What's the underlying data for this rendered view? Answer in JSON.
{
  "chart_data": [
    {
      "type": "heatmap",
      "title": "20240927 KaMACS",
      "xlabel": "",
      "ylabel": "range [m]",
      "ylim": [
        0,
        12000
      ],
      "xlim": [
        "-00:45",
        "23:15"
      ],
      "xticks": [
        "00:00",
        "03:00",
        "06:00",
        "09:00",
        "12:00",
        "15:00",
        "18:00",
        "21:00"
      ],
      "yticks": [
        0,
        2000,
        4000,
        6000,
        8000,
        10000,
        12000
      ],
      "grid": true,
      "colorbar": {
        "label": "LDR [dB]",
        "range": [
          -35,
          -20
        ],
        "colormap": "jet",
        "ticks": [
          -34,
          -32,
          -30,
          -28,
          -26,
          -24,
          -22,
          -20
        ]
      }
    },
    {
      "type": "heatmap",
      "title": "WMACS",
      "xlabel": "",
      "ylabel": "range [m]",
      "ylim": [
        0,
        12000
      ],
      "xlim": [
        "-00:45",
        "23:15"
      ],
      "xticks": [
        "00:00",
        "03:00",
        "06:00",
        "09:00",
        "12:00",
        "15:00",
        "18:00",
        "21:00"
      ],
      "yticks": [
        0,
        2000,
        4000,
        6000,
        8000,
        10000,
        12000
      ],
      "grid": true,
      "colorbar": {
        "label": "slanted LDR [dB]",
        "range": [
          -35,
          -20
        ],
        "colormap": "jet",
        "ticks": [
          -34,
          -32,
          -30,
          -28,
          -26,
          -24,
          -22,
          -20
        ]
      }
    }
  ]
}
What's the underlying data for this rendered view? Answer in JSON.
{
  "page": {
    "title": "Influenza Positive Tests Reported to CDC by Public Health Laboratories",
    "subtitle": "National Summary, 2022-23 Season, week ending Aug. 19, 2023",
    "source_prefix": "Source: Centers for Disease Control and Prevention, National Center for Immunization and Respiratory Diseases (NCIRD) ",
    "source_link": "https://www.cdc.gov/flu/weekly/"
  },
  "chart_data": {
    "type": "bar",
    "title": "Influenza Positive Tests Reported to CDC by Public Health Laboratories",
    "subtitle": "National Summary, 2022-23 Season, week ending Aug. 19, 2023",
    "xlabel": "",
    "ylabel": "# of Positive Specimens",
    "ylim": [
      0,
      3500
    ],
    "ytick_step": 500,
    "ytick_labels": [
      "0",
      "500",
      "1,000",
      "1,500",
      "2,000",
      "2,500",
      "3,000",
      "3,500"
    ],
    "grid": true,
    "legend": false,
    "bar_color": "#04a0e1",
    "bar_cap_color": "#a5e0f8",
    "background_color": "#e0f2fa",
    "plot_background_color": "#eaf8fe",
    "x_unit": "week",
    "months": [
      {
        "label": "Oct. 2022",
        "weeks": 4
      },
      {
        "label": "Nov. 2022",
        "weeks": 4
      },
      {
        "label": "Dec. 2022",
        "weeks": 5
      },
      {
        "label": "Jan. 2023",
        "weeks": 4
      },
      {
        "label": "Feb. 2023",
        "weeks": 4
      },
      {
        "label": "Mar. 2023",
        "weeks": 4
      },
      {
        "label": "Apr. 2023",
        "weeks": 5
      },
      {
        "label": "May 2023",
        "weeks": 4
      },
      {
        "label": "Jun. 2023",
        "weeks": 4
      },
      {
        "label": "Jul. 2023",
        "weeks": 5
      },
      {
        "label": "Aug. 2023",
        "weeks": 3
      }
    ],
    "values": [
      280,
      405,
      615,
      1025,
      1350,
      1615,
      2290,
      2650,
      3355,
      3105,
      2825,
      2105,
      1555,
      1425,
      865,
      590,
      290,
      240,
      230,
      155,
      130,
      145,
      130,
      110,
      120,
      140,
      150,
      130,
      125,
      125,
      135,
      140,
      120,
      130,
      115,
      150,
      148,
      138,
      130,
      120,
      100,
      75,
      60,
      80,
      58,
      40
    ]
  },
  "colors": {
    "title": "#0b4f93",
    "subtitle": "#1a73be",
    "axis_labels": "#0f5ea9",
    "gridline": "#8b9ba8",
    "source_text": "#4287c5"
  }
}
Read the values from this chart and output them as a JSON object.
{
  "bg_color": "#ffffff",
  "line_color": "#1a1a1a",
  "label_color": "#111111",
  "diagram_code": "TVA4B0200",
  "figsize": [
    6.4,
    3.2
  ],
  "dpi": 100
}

Written exercise: Restate each record exactly as written.

Answer to this problem:
What's the underlying data for this rendered view? Answer in JSON.
{
  "chart_data": [
    {
      "type": "heatmap",
      "title": "20240927 KaMACS",
      "xlabel": "",
      "ylabel": "range [m]",
      "ylim": [
        0,
        12000
      ],
      "xlim": [
        "-00:45",
        "23:15"
      ],
      "xticks": [
        "00:00",
        "03:00",
        "06:00",
        "09:00",
        "12:00",
        "15:00",
        "18:00",
        "21:00"
      ],
      "yticks": [
        0,
        2000,
        4000,
        6000,
        8000,
        10000,
        12000
      ],
      "grid": true,
      "colorbar": {
        "label": "LDR [dB]",
        "range": [
          -35,
          -20
        ],
        "colormap": "jet",
        "ticks": [
          -34,
          -32,
          -30,
          -28,
          -26,
          -24,
          -22,
          -20
        ]
      }
    },
    {
      "type": "heatmap",
      "title": "WMACS",
      "xlabel": "",
      "ylabel": "range [m]",
      "ylim": [
        0,
        12000
      ],
      "xlim": [
        "-00:45",
        "23:15"
      ],
      "xticks": [
        "00:00",
        "03:00",
        "06:00",
        "09:00",
        "12:00",
        "15:00",
        "18:00",
        "21:00"
      ],
      "yticks": [
        0,
        2000,
        4000,
        6000,
        8000,
        10000,
        12000
      ],
      "grid": true,
      "colorbar": {
        "label": "slanted LDR [dB]",
        "range": [
          -35,
          -20
        ],
        "colormap": "jet",
        "ticks": [
          -34,
          -32,
          -30,
          -28,
          -26,
          -24,
          -22,
          -20
        ]
      }
    }
  ]
}
What's the underlying data for this rendered view? Answer in JSON.
{
  "page": {
    "title": "Influenza Positive Tests Reported to CDC by Public Health Laboratories",
    "subtitle": "National Summary, 2022-23 Season, week ending Aug. 19, 2023",
    "source_prefix": "Source: Centers for Disease Control and Prevention, National Center for Immunization and Respiratory Diseases (NCIRD) ",
    "source_link": "https://www.cdc.gov/flu/weekly/"
  },
  "chart_data": {
    "type": "bar",
    "title": "Influenza Positive Tests Reported to CDC by Public Health Laboratories",
    "subtitle": "National Summary, 2022-23 Season, week ending Aug. 19, 2023",
    "xlabel": "",
    "ylabel": "# of Positive Specimens",
    "ylim": [
      0,
      3500
    ],
    "ytick_step": 500,
    "ytick_labels": [
      "0",
      "500",
      "1,000",
      "1,500",
      "2,000",
      "2,500",
      "3,000",
      "3,500"
    ],
    "grid": true,
    "legend": false,
    "bar_color": "#04a0e1",
    "bar_cap_color": "#a5e0f8",
    "background_color": "#e0f2fa",
    "plot_background_color": "#eaf8fe",
    "x_unit": "week",
    "months": [
      {
        "label": "Oct. 2022",
        "weeks": 4
      },
      {
        "label": "Nov. 2022",
        "weeks": 4
      },
      {
        "label": "Dec. 2022",
        "weeks": 5
      },
      {
        "label": "Jan. 2023",
        "weeks": 4
      },
      {
        "label": "Feb. 2023",
        "weeks": 4
      },
      {
        "label": "Mar. 2023",
        "weeks": 4
      },
      {
        "label": "Apr. 2023",
        "weeks": 5
      },
      {
        "label": "May 2023",
        "weeks": 4
      },
      {
        "label": "Jun. 2023",
        "weeks": 4
      },
      {
        "label": "Jul. 2023",
        "weeks": 5
      },
      {
        "label": "Aug. 2023",
        "weeks": 3
      }
    ],
    "values": [
      280,
      405,
      615,
      1025,
      1350,
      1615,
      2290,
      2650,
      3355,
      3105,
      2825,
      2105,
      1555,
      1425,
      865,
      590,
      290,
      240,
      230,
      155,
      130,
      145,
      130,
      110,
      120,
      140,
      150,
      130,
      125,
      125,
      135,
      140,
      120,
      130,
      115,
      150,
      148,
      138,
      130,
      120,
      100,
      75,
      60,
      80,
      58,
      40
    ]
  },
  "colors": {
    "title": "#0b4f93",
    "subtitle": "#1a73be",
    "axis_labels": "#0f5ea9",
    "gridline": "#8b9ba8",
    "source_text": "#4287c5"
  }
}
Read the values from this chart and output them as a JSON object.
{
  "bg_color": "#ffffff",
  "line_color": "#1a1a1a",
  "label_color": "#111111",
  "diagram_code": "TVA4B0200",
  "figsize": [
    6.4,
    3.2
  ],
  "dpi": 100
}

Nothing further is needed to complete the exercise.